(Recorded data)
============
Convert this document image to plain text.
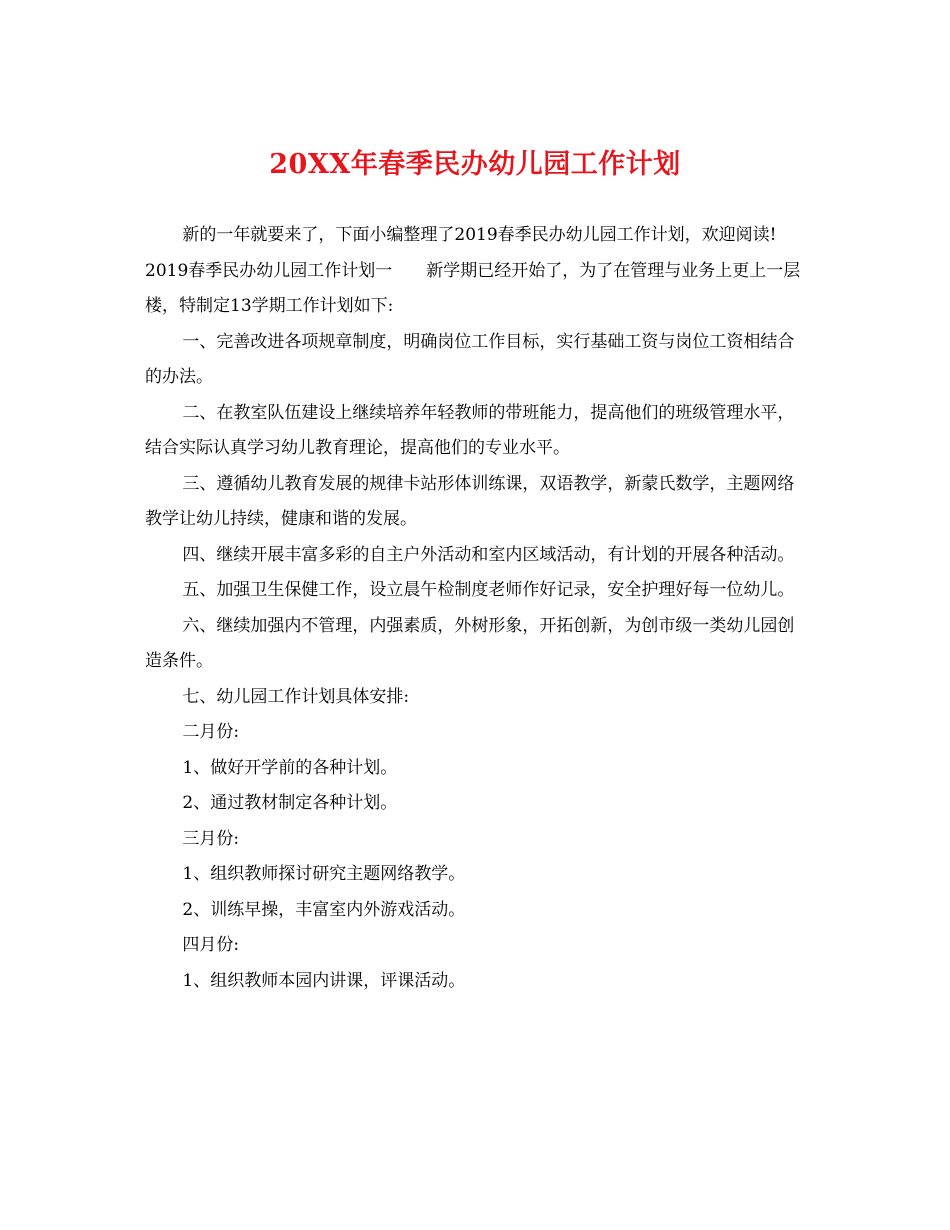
20XX年春季民办幼儿园工作计划

新的一年就要来了，下面小编整理了2019春季民办幼儿园工作计划，欢迎阅读!

2019春季民办幼儿园工作计划一　　新学期已经开始了，为了在管理与业务上更上一层楼，特制定13学期工作计划如下:

一、完善改进各项规章制度，明确岗位工作目标，实行基础工资与岗位工资相结合的办法。

二、在教室队伍建设上继续培养年轻教师的带班能力，提高他们的班级管理水平，结合实际认真学习幼儿教育理论，提高他们的专业水平。

三、遵循幼儿教育发展的规律卡站形体训练课，双语教学，新蒙氏数学，主题网络教学让幼儿持续，健康和谐的发展。

四、继续开展丰富多彩的自主户外活动和室内区域活动，有计划的开展各种活动。

五、加强卫生保健工作，设立晨午检制度老师作好记录，安全护理好每一位幼儿。

六、继续加强内不管理，内强素质，外树形象，开拓创新，为创市级一类幼儿园创造条件。

七、幼儿园工作计划具体安排:

二月份:

1、做好开学前的各种计划。

2、通过教材制定各种计划。

三月份:

1、组织教师探讨研究主题网络教学。

2、训练早操，丰富室内外游戏活动。

四月份:

1、组织教师本园内讲课，评课活动。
============
Transcribe all of the entries word for word, but skip any pictures they contain.

Convert this document image to plain text.
20XX年春季民办幼儿园工作计划

新的一年就要来了，下面小编整理了2019春季民办幼儿园工作计划，欢迎阅读!

2019春季民办幼儿园工作计划一　　新学期已经开始了，为了在管理与业务上更上一层楼，特制定13学期工作计划如下:

一、完善改进各项规章制度，明确岗位工作目标，实行基础工资与岗位工资相结合的办法。

二、在教室队伍建设上继续培养年轻教师的带班能力，提高他们的班级管理水平，结合实际认真学习幼儿教育理论，提高他们的专业水平。

三、遵循幼儿教育发展的规律卡站形体训练课，双语教学，新蒙氏数学，主题网络教学让幼儿持续，健康和谐的发展。

四、继续开展丰富多彩的自主户外活动和室内区域活动，有计划的开展各种活动。

五、加强卫生保健工作，设立晨午检制度老师作好记录，安全护理好每一位幼儿。

六、继续加强内不管理，内强素质，外树形象，开拓创新，为创市级一类幼儿园创造条件。

七、幼儿园工作计划具体安排:

二月份:

1、做好开学前的各种计划。

2、通过教材制定各种计划。

三月份:

1、组织教师探讨研究主题网络教学。

2、训练早操，丰富室内外游戏活动。

四月份:

1、组织教师本园内讲课，评课活动。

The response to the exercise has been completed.